====== DATASET EXTRACT

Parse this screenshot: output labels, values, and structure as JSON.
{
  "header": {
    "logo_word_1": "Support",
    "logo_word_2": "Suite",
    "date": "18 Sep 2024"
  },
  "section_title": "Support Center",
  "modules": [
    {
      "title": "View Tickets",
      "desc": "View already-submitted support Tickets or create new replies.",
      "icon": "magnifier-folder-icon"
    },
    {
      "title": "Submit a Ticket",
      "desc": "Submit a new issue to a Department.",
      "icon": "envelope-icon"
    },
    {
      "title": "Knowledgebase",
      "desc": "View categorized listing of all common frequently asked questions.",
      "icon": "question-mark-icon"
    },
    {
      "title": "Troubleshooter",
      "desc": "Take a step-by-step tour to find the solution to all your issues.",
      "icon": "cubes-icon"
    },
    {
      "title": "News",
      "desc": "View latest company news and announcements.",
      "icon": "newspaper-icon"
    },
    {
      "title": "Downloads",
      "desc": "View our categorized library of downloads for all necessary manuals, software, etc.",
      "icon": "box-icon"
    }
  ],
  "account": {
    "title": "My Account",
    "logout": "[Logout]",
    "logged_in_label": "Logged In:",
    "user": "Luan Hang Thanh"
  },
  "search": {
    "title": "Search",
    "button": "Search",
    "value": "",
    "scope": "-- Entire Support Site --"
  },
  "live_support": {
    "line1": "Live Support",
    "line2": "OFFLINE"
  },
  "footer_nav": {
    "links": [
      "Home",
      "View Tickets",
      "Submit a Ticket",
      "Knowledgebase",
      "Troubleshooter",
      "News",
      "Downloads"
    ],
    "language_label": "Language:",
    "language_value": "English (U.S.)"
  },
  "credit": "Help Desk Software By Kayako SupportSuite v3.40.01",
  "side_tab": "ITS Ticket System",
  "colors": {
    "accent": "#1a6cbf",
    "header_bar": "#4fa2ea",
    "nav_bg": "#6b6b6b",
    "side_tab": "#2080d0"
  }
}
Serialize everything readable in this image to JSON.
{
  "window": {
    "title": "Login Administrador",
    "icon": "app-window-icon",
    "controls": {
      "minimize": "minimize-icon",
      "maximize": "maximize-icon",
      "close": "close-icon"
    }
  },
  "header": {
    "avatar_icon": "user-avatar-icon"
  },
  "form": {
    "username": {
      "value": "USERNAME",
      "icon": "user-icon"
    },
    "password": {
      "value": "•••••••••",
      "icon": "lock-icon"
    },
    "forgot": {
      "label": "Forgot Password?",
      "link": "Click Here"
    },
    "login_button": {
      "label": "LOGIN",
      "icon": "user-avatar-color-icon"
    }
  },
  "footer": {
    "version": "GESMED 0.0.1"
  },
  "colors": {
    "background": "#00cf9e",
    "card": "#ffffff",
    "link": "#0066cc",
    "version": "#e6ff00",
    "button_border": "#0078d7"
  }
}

============

WHAT TO DO
Locate the line that contains "Serialize everything readable". Repeat it and every line after it, up to and including the final line, exactly.

TASK ANSWER
Serialize everything readable in this image to JSON.
{
  "window": {
    "title": "Login Administrador",
    "icon": "app-window-icon",
    "controls": {
      "minimize": "minimize-icon",
      "maximize": "maximize-icon",
      "close": "close-icon"
    }
  },
  "header": {
    "avatar_icon": "user-avatar-icon"
  },
  "form": {
    "username": {
      "value": "USERNAME",
      "icon": "user-icon"
    },
    "password": {
      "value": "•••••••••",
      "icon": "lock-icon"
    },
    "forgot": {
      "label": "Forgot Password?",
      "link": "Click Here"
    },
    "login_button": {
      "label": "LOGIN",
      "icon": "user-avatar-color-icon"
    }
  },
  "footer": {
    "version": "GESMED 0.0.1"
  },
  "colors": {
    "background": "#00cf9e",
    "card": "#ffffff",
    "link": "#0066cc",
    "version": "#e6ff00",
    "button_border": "#0078d7"
  }
}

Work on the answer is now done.